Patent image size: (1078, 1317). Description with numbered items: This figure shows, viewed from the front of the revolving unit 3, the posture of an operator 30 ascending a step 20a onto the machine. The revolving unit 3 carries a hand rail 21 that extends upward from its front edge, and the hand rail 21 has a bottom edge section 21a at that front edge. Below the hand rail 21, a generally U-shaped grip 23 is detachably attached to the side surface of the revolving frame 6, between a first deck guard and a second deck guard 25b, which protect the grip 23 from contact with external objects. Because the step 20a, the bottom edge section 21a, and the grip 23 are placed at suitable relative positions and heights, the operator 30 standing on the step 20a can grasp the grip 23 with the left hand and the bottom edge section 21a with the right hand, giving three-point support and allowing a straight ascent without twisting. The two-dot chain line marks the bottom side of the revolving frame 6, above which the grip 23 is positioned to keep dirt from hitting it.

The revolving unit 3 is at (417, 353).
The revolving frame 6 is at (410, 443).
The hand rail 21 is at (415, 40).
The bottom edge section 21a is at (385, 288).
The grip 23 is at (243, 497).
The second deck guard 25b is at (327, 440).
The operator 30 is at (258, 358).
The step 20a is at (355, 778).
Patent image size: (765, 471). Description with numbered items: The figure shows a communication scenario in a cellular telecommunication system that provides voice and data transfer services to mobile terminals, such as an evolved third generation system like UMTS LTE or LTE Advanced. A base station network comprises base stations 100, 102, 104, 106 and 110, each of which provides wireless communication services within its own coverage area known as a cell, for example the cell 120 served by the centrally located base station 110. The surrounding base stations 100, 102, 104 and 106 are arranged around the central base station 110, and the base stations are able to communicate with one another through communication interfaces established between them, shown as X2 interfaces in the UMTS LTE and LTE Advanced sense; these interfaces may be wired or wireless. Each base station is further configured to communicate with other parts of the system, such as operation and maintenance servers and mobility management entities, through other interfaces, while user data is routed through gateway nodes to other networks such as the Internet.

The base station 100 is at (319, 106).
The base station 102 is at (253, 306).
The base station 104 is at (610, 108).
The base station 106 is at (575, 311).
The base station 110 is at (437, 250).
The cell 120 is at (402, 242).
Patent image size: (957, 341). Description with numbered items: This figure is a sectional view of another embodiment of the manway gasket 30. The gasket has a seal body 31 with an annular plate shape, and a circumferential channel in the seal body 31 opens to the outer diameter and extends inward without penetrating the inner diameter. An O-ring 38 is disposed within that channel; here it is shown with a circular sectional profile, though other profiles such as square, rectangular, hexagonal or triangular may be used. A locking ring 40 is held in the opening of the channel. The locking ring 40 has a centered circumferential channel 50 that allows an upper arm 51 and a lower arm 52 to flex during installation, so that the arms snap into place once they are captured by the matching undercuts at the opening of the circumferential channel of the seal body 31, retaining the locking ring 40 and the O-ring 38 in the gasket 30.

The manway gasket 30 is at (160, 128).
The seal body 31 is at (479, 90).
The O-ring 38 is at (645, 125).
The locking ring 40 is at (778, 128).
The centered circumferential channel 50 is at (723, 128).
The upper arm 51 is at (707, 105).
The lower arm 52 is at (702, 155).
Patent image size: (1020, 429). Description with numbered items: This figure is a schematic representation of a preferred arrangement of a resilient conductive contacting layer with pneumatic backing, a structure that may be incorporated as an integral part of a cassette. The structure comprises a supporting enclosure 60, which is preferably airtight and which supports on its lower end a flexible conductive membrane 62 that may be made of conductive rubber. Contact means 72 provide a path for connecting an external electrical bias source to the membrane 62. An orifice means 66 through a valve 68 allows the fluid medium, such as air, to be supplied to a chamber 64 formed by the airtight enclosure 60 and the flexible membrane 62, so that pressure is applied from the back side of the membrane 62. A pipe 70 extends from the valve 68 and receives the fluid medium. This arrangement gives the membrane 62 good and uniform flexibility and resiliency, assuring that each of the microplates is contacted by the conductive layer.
● ● ● ● ● ● ●
## WHAT TO WORK ON
Put each line of the data above into a two-column Markdown table headed Row and Data line, numbering the rows in order and leaving out blank lines.

## SOLUTION FOR THIS EXERCISE
| Row | Data line |
|---|---|
| 1 | Patent image size: (1078, 1317). Description with numbered items: This figure shows, viewed from the front of the revolving unit 3, the posture of an operator 30 ascending a step 20a onto the machine. The revolving unit 3 carries a hand rail 21 that extends upward from its front edge, and the hand rail 21 has a bottom edge section 21a at that front edge. Below the hand rail 21, a generally U-shaped grip 23 is detachably attached to the side surface of the revolving frame 6, between a first deck guard and a second deck guard 25b, which protect the grip 23 from contact with external objects. Because the step 20a, the bottom edge section 21a, and the grip 23 are placed at suitable relative positions and heights, the operator 30 standing on the step 20a can grasp the grip 23 with the left hand and the bottom edge section 21a with the right hand, giving three-point support and allowing a straight ascent without twisting. The two-dot chain line marks the bottom side of the revolving frame 6, above which the grip 23 is positioned to keep dirt from hitting it. |
| 2 | The revolving unit 3 is at (417, 353). |
| 3 | The revolving frame 6 is at (410, 443). |
| 4 | The hand rail 21 is at (415, 40). |
| 5 | The bottom edge section 21a is at (385, 288). |
| 6 | The grip 23 is at (243, 497). |
| 7 | The second deck guard 25b is at (327, 440). |
| 8 | The operator 30 is at (258, 358). |
| 9 | The step 20a is at (355, 778). |
| 10 | Patent image size: (765, 471). Description with numbered items: The figure shows a communication scenario in a cellular telecommunication system that provides voice and data transfer services to mobile terminals, such as an evolved third generation system like UMTS LTE or LTE Advanced. A base station network comprises base stations 100, 102, 104, 106 and 110, each of which provides wireless communication services within its own coverage area known as a cell, for example the cell 120 served by the centrally located base station 110. The surrounding base stations 100, 102, 104 and 106 are arranged around the central base station 110, and the base stations are able to communicate with one another through communication interfaces established between them, shown as X2 interfaces in the UMTS LTE and LTE Advanced sense; these interfaces may be wired or wireless. Each base station is further configured to communicate with other parts of the system, such as operation and maintenance servers and mobility management entities, through other interfaces, while user data is routed through gateway nodes to other networks such as the Internet. |
| 11 | The base station 100 is at (319, 106). |
| 12 | The base station 102 is at (253, 306). |
| 13 | The base station 104 is at (610, 108). |
| 14 | The base station 106 is at (575, 311). |
| 15 | The base station 110 is at (437, 250). |
| 16 | The cell 120 is at (402, 242). |
| 17 | Patent image size: (957, 341). Description with numbered items: This figure is a sectional view of another embodiment of the manway gasket 30. The gasket has a seal body 31 with an annular plate shape, and a circumferential channel in the seal body 31 opens to the outer diameter and extends inward without penetrating the inner diameter. An O-ring 38 is disposed within that channel; here it is shown with a circular sectional profile, though other profiles such as square, rectangular, hexagonal or triangular may be used. A locking ring 40 is held in the opening of the channel. The locking ring 40 has a centered circumferential channel 50 that allows an upper arm 51 and a lower arm 52 to flex during installation, so that the arms snap into place once they are captured by the matching undercuts at the opening of the circumferential channel of the seal body 31, retaining the locking ring 40 and the O-ring 38 in the gasket 30. |
| 18 | The manway gasket 30 is at (160, 128). |
| 19 | The seal body 31 is at (479, 90). |
| 20 | The O-ring 38 is at (645, 125). |
| 21 | The locking ring 40 is at (778, 128). |
| 22 | The centered circumferential channel 50 is at (723, 128). |
| 23 | The upper arm 51 is at (707, 105). |
| 24 | The lower arm 52 is at (702, 155). |
| 25 | Patent image size: (1020, 429). Description with numbered items: This figure is a schematic representation of a preferred arrangement of a resilient conductive contacting layer with pneumatic backing, a structure that may be incorporated as an integral part of a cassette. The structure comprises a supporting enclosure 60, which is preferably airtight and which supports on its lower end a flexible conductive membrane 62 that may be made of conductive rubber. Contact means 72 provide a path for connecting an external electrical bias source to the membrane 62. An orifice means 66 through a valve 68 allows the fluid medium, such as air, to be supplied to a chamber 64 formed by the airtight enclosure 60 and the flexible membrane 62, so that pressure is applied from the back side of the membrane 62. A pipe 70 extends from the valve 68 and receives the fluid medium. This arrangement gives the membrane 62 good and uniform flexibility and resiliency, assuring that each of the microplates is contacted by the conductive layer. |